Requirements →
Exclude the pictures, then repeat the remaining data exactly.

Data to use →
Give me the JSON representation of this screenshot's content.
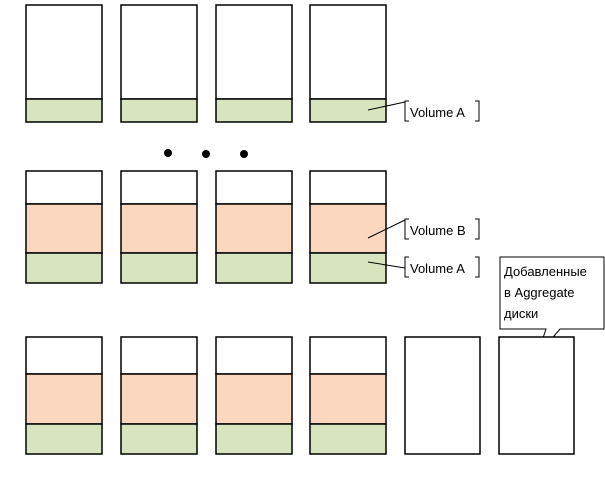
{
  "colors": {
    "free": "#ffffff",
    "volume_a": "#d7e4bd",
    "volume_b": "#fad7be",
    "stroke": "#000000"
  },
  "ellipsis_glyph": "•",
  "rows": [
    {
      "id": "row-1",
      "disks": [
        [
          "volume_a"
        ],
        [
          "volume_a"
        ],
        [
          "volume_a"
        ],
        [
          "volume_a"
        ]
      ]
    },
    {
      "id": "row-2",
      "disks": [
        [
          "volume_a",
          "volume_b"
        ],
        [
          "volume_a",
          "volume_b"
        ],
        [
          "volume_a",
          "volume_b"
        ],
        [
          "volume_a",
          "volume_b"
        ]
      ]
    },
    {
      "id": "row-3",
      "disks": [
        [
          "volume_a",
          "volume_b"
        ],
        [
          "volume_a",
          "volume_b"
        ],
        [
          "volume_a",
          "volume_b"
        ],
        [
          "volume_a",
          "volume_b"
        ],
        [],
        []
      ]
    }
  ],
  "labels": {
    "row1_volume_a": "Volume A",
    "row2_volume_b": "Volume B",
    "row2_volume_a": "Volume A"
  },
  "callout": {
    "lines": [
      "Добавленные",
      "в Aggregate",
      "диски"
    ]
  }
}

Solution for this task →
Give me the JSON representation of this screenshot's content.
{
  "colors": {
    "free": "#ffffff",
    "volume_a": "#d7e4bd",
    "volume_b": "#fad7be",
    "stroke": "#000000"
  },
  "ellipsis_glyph": "•",
  "rows": [
    {
      "id": "row-1",
      "disks": [
        [
          "volume_a"
        ],
        [
          "volume_a"
        ],
        [
          "volume_a"
        ],
        [
          "volume_a"
        ]
      ]
    },
    {
      "id": "row-2",
      "disks": [
        [
          "volume_a",
          "volume_b"
        ],
        [
          "volume_a",
          "volume_b"
        ],
        [
          "volume_a",
          "volume_b"
        ],
        [
          "volume_a",
          "volume_b"
        ]
      ]
    },
    {
      "id": "row-3",
      "disks": [
        [
          "volume_a",
          "volume_b"
        ],
        [
          "volume_a",
          "volume_b"
        ],
        [
          "volume_a",
          "volume_b"
        ],
        [
          "volume_a",
          "volume_b"
        ],
        [],
        []
      ]
    }
  ],
  "labels": {
    "row1_volume_a": "Volume A",
    "row2_volume_b": "Volume B",
    "row2_volume_a": "Volume A"
  },
  "callout": {
    "lines": [
      "Добавленные",
      "в Aggregate",
      "диски"
    ]
  }
}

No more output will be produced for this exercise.